[Data records]

# # #

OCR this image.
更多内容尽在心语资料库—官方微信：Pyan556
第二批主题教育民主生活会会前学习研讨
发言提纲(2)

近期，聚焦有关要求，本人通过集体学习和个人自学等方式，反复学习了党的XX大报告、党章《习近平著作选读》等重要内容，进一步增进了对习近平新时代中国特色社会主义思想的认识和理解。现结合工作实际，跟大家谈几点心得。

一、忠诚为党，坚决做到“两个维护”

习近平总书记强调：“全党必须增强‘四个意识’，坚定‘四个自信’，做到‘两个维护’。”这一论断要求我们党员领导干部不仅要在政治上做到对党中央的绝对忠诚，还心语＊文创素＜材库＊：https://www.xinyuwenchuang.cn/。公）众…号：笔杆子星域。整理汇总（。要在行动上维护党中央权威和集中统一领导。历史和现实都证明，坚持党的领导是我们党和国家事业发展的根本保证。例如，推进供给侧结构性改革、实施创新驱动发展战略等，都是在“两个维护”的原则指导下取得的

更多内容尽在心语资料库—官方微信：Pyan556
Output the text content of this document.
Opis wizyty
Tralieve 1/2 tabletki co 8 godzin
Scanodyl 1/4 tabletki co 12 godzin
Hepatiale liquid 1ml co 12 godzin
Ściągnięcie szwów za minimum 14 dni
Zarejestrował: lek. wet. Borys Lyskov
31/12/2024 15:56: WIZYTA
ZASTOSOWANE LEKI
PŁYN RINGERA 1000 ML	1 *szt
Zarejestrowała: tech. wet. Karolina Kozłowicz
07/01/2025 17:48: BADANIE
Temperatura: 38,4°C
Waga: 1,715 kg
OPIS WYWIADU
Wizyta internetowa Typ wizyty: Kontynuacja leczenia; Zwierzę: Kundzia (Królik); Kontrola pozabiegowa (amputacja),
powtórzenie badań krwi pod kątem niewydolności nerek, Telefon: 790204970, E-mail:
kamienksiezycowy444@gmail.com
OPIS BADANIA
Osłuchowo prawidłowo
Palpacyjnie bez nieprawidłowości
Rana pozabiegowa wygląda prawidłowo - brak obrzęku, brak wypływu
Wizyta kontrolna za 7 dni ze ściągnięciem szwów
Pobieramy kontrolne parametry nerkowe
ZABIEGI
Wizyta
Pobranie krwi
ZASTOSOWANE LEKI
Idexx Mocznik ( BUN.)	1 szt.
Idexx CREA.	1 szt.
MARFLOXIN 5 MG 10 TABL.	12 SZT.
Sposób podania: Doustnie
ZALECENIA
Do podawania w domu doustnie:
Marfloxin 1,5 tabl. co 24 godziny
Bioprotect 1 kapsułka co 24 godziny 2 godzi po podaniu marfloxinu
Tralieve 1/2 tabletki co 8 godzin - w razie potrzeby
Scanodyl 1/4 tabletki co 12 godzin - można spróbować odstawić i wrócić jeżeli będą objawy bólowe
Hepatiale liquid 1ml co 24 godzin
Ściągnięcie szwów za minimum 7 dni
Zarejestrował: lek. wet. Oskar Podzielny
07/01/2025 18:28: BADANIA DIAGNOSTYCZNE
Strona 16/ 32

# # #

GOAL
Copy every line of the entries above in which "godziny" occurs.

RESULT OF THE TASK
Marfloxin 1,5 tabl. co 24 godziny
Bioprotect 1 kapsułka co 24 godziny 2 godzi po podaniu marfloxinu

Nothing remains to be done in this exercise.